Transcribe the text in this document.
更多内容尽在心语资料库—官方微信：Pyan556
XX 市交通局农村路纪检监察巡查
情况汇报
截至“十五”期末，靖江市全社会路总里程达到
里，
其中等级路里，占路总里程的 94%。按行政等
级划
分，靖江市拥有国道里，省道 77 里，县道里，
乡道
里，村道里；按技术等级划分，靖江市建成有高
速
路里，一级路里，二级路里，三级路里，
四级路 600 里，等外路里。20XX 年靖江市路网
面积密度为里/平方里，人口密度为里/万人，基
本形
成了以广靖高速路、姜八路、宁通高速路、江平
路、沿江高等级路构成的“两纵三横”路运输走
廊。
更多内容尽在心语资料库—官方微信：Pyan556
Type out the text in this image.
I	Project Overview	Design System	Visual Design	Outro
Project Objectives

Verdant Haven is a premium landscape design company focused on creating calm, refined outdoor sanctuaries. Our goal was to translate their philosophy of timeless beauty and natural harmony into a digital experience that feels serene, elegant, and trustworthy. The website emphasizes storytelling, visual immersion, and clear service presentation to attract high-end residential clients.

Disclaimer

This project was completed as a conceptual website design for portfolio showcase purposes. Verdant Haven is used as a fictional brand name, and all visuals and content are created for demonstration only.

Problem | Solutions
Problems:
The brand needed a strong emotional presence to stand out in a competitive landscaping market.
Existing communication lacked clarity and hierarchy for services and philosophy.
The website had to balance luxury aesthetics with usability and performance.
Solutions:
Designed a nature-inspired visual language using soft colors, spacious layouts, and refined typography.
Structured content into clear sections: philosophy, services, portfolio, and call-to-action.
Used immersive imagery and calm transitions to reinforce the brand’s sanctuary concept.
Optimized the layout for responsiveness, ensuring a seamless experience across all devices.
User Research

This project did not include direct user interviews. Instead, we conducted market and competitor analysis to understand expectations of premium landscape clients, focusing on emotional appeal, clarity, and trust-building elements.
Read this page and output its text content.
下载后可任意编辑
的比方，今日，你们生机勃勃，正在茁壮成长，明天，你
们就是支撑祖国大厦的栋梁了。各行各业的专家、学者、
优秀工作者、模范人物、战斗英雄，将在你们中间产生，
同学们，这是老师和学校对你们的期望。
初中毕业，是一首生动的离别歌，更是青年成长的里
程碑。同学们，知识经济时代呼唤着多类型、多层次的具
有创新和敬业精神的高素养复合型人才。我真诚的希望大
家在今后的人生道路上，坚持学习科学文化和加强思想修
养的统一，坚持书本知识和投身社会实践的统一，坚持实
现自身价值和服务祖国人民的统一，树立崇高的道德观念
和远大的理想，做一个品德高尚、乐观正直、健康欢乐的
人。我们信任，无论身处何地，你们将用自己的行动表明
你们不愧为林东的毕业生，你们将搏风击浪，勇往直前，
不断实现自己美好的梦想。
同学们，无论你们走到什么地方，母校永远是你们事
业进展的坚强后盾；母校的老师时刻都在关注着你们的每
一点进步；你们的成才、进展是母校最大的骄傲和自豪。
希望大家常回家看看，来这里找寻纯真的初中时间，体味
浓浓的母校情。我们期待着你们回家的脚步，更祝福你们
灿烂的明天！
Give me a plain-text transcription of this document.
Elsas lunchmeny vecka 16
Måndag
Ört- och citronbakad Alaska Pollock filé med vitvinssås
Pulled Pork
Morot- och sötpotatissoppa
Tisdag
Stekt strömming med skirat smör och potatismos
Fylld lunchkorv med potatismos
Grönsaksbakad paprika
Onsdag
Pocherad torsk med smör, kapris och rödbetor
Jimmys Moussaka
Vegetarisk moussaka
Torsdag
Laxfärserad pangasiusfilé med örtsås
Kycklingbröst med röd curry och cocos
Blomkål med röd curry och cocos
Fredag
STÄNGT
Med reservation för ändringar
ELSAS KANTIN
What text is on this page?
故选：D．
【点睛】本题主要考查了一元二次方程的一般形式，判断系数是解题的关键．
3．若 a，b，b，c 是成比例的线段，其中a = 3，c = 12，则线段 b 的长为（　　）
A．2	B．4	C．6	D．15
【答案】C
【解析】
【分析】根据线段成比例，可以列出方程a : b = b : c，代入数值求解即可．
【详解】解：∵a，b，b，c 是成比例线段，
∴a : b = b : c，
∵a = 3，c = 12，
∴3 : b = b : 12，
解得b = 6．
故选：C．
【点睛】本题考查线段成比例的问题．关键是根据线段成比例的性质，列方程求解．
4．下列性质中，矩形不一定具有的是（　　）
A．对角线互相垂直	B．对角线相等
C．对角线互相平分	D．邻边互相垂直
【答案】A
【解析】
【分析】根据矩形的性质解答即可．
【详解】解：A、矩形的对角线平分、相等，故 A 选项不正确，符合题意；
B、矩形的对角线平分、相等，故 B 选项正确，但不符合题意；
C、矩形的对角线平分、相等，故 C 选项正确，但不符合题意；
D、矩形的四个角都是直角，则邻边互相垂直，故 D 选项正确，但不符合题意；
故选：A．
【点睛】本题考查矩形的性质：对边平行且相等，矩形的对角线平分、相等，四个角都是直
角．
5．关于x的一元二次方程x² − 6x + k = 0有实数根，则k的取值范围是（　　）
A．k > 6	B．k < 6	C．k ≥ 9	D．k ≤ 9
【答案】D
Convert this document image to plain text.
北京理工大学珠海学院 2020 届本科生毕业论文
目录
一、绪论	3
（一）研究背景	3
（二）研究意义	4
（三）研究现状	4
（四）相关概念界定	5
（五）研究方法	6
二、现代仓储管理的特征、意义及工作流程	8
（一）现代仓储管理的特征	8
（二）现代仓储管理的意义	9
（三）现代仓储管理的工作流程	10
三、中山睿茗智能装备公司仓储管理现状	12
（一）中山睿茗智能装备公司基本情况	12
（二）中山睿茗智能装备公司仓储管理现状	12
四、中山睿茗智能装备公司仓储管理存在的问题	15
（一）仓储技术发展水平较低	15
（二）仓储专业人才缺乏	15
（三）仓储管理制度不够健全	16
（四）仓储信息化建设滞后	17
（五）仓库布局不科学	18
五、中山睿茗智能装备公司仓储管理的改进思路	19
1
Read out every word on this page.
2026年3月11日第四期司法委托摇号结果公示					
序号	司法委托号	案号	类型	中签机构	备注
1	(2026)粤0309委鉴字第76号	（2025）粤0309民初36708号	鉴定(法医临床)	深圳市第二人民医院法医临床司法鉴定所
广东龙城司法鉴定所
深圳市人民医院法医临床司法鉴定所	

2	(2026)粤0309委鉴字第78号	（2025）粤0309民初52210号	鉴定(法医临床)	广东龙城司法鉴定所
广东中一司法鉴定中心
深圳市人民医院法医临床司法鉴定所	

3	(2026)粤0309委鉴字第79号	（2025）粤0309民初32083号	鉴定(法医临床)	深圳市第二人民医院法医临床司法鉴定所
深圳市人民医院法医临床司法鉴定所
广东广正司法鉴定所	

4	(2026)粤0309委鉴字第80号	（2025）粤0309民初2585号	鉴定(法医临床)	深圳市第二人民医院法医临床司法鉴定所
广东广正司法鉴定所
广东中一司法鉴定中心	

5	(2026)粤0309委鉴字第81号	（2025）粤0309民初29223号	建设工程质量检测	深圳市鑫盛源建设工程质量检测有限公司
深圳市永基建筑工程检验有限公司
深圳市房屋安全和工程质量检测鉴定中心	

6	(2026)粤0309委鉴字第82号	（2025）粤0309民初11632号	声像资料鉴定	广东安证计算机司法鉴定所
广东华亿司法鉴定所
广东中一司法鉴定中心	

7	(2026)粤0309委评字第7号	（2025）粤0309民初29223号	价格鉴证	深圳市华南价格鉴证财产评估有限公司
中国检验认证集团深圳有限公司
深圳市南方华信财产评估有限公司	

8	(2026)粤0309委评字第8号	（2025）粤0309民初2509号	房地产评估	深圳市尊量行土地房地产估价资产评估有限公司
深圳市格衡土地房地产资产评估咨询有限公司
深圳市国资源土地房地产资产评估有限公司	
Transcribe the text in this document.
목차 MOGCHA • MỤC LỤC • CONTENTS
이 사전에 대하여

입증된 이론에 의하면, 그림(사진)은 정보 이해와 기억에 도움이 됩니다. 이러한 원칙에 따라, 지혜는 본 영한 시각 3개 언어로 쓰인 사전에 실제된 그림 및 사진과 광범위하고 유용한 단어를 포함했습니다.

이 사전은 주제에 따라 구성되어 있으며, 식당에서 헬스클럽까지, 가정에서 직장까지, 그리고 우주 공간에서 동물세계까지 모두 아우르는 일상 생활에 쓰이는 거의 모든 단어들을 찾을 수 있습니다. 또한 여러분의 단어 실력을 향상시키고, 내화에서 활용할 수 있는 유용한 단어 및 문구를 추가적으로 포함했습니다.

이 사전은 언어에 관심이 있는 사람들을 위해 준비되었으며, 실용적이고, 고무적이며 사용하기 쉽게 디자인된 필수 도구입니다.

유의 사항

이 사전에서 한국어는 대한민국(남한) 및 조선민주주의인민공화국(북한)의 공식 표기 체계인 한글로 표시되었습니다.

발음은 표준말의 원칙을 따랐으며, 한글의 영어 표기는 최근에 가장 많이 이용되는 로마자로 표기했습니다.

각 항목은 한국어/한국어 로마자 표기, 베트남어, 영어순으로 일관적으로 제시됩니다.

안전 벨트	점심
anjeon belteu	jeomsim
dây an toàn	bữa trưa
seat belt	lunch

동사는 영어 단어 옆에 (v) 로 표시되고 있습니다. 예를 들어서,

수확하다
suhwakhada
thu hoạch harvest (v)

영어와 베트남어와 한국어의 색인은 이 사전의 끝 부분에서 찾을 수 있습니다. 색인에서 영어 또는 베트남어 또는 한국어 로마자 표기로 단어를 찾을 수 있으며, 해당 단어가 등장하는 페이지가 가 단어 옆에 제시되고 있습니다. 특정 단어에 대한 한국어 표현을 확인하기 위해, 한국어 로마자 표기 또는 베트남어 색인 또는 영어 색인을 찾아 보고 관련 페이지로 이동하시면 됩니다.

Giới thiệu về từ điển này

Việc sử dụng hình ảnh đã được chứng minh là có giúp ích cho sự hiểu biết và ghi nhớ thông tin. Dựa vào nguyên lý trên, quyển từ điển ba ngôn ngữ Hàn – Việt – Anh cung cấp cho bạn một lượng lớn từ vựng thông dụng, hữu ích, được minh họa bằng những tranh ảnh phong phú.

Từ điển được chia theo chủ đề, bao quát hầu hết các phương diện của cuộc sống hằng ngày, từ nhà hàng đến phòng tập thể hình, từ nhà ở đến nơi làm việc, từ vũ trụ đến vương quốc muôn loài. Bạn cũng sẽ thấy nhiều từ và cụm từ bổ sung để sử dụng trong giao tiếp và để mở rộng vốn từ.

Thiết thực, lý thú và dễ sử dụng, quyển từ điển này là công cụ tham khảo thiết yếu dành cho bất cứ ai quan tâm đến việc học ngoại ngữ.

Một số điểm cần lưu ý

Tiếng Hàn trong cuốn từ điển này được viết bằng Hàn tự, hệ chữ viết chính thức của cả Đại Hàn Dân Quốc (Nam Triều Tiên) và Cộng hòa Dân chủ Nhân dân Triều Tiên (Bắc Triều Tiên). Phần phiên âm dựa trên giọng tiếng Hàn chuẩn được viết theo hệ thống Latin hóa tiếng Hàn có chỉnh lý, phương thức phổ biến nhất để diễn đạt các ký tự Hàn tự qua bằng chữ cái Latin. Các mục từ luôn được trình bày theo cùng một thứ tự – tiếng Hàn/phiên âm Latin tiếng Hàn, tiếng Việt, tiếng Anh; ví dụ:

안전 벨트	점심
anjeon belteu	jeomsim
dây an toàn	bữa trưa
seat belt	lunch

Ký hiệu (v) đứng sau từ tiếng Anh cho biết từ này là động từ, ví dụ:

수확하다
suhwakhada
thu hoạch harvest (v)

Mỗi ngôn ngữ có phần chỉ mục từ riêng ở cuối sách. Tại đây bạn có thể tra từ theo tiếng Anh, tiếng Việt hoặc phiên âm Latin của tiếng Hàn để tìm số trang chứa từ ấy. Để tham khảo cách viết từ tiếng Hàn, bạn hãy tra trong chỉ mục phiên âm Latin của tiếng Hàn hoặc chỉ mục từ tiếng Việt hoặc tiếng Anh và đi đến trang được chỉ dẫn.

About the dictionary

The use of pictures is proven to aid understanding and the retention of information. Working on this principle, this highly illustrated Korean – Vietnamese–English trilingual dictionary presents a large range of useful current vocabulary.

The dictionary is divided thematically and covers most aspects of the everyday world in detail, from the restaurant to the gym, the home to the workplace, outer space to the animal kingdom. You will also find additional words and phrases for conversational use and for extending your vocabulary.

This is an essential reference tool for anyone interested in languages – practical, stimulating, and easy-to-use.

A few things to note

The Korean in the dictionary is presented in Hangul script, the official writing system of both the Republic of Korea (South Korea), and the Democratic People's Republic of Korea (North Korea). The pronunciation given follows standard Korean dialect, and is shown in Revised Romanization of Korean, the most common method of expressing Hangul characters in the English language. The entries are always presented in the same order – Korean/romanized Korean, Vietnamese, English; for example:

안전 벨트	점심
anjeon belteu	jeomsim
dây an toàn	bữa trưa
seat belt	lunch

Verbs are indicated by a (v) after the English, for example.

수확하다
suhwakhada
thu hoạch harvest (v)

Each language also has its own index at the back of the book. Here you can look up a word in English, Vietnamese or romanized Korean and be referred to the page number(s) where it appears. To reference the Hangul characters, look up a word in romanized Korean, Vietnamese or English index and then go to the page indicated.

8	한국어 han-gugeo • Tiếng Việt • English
◇ ◇ ◇
▶ _Short exercise_: Find the string "深圳市第二人民医院法医临床司法鉴定所" in the entries above and return each line that holds it.

▶ _Exercise result_:
1	(2026)粤0309委鉴字第76号	（2025）粤0309民初36708号	鉴定(法医临床)	深圳市第二人民医院法医临床司法鉴定所
3	(2026)粤0309委鉴字第79号	（2025）粤0309民初32083号	鉴定(法医临床)	深圳市第二人民医院法医临床司法鉴定所
4	(2026)粤0309委鉴字第80号	（2025）粤0309民初2585号	鉴定(法医临床)	深圳市第二人民医院法医临床司法鉴定所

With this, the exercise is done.